--- Provided information ---

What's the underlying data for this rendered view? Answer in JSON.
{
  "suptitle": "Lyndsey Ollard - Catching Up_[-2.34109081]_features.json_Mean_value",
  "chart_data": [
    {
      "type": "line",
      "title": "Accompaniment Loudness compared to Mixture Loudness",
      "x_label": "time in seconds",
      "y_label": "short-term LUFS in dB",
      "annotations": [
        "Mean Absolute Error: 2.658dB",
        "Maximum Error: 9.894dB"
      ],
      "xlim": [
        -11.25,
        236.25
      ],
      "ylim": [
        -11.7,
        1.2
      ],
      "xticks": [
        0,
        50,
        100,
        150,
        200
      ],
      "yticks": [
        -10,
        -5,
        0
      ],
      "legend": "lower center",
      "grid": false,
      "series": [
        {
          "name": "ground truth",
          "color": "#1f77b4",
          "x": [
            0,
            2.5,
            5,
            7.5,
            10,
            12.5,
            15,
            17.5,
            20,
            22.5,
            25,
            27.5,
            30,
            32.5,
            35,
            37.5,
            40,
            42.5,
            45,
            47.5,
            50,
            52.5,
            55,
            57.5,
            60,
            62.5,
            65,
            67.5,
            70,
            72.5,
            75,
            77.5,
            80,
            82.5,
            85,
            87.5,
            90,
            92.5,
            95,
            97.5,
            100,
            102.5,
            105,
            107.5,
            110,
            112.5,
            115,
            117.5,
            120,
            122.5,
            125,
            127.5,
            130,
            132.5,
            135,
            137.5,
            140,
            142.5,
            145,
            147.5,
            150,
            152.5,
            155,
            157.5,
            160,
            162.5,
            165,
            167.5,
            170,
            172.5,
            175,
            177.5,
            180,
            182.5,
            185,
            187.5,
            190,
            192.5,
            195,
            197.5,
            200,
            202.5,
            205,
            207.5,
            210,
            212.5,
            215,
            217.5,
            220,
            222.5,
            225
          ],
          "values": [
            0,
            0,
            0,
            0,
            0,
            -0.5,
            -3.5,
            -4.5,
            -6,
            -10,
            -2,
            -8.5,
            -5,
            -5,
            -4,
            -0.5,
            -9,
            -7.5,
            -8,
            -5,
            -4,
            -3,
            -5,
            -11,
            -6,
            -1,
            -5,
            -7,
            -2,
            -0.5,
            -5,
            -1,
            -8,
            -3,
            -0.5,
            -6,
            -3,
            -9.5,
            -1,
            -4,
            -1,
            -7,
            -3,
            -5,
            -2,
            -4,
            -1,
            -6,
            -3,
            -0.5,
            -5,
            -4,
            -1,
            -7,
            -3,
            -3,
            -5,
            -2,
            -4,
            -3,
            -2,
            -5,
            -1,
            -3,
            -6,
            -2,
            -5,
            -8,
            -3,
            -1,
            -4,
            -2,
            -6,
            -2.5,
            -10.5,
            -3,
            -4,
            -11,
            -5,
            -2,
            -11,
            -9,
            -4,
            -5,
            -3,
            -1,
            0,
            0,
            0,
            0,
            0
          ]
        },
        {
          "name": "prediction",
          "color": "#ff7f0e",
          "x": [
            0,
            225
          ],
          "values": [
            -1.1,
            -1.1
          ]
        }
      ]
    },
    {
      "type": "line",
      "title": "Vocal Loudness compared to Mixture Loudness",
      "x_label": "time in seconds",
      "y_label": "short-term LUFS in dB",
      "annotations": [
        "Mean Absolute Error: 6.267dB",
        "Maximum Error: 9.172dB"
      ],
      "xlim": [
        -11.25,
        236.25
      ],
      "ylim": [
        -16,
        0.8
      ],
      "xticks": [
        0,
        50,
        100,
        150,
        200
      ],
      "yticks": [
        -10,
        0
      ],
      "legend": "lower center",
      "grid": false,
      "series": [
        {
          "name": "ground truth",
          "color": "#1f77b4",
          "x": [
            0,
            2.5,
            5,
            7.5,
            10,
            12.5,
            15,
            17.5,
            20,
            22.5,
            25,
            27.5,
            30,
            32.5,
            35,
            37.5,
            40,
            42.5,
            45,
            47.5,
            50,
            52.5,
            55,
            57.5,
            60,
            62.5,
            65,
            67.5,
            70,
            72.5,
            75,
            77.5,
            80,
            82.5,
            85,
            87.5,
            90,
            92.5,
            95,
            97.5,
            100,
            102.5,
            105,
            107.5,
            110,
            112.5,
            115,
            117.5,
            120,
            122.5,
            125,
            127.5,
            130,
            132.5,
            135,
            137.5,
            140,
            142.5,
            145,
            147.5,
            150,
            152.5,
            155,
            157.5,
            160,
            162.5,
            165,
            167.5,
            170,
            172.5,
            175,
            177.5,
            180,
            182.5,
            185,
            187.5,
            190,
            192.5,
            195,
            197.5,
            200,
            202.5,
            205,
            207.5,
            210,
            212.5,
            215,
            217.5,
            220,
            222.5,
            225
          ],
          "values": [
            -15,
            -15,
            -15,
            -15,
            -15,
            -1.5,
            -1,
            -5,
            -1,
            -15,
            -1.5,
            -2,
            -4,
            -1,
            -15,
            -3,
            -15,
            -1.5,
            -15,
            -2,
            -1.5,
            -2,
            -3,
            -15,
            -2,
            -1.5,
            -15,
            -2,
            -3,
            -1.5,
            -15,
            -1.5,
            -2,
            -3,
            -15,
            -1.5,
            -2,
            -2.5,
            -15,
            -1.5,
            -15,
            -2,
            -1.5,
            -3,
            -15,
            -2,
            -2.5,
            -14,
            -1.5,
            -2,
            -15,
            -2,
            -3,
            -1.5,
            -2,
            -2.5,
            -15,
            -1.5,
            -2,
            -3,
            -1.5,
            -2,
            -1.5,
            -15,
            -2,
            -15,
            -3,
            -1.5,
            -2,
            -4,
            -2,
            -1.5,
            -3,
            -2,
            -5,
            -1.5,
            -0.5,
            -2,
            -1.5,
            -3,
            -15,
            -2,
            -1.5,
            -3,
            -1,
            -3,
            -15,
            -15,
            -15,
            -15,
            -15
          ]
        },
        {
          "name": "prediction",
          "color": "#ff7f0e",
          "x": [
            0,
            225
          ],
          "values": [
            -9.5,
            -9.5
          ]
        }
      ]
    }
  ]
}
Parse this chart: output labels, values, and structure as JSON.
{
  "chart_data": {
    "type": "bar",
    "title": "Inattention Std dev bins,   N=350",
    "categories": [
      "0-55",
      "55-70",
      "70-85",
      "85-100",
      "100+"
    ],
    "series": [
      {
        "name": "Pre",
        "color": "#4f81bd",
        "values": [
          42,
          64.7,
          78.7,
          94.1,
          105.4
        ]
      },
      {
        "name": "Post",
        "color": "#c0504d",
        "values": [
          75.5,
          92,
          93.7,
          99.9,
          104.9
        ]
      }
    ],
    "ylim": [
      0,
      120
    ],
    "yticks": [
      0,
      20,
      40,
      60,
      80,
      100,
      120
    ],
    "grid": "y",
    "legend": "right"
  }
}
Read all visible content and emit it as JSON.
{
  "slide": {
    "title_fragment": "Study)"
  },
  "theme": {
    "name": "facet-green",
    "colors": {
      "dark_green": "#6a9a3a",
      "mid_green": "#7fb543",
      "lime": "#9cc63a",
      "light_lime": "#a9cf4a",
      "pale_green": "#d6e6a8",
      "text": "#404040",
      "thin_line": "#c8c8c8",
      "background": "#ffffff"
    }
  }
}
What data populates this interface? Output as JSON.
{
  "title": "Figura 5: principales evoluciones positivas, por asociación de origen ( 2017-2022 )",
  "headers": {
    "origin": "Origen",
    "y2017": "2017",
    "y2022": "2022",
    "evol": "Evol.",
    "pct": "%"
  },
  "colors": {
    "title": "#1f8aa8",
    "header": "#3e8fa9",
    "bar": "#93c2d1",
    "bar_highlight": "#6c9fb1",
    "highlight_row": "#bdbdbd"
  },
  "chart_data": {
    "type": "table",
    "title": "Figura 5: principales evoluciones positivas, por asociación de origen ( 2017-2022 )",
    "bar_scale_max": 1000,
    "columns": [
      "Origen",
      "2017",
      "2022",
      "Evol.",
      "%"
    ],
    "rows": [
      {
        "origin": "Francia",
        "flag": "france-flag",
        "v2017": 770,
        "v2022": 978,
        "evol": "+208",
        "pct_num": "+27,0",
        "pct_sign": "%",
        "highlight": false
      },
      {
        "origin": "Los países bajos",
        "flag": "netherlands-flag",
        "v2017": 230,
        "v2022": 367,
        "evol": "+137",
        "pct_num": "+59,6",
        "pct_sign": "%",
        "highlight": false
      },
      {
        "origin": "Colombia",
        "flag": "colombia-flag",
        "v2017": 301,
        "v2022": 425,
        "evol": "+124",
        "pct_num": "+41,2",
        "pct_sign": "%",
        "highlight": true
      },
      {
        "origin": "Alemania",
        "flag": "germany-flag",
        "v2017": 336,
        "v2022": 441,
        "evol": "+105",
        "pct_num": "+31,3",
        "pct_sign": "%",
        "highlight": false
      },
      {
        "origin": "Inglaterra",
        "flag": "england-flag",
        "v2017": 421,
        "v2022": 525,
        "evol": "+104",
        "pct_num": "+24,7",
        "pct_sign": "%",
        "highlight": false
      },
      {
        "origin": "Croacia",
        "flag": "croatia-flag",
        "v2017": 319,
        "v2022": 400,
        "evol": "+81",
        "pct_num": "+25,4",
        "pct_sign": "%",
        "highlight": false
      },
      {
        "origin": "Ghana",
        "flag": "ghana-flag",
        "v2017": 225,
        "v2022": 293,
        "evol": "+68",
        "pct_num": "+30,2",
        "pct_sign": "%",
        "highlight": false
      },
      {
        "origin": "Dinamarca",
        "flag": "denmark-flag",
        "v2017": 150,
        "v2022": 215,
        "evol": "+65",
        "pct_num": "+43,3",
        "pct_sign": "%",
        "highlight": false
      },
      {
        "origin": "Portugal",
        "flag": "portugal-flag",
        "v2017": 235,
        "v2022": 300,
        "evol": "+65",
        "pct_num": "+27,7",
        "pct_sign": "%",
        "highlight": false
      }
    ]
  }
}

---

-- What to produce --
Where a line in the material contains "name", copy that line.

-- Solution to this task --
          "name": "ground truth",
          "name": "prediction",
          "name": "ground truth",
          "name": "prediction",
        "name": "Pre",
        "name": "Post",
    "name": "facet-green",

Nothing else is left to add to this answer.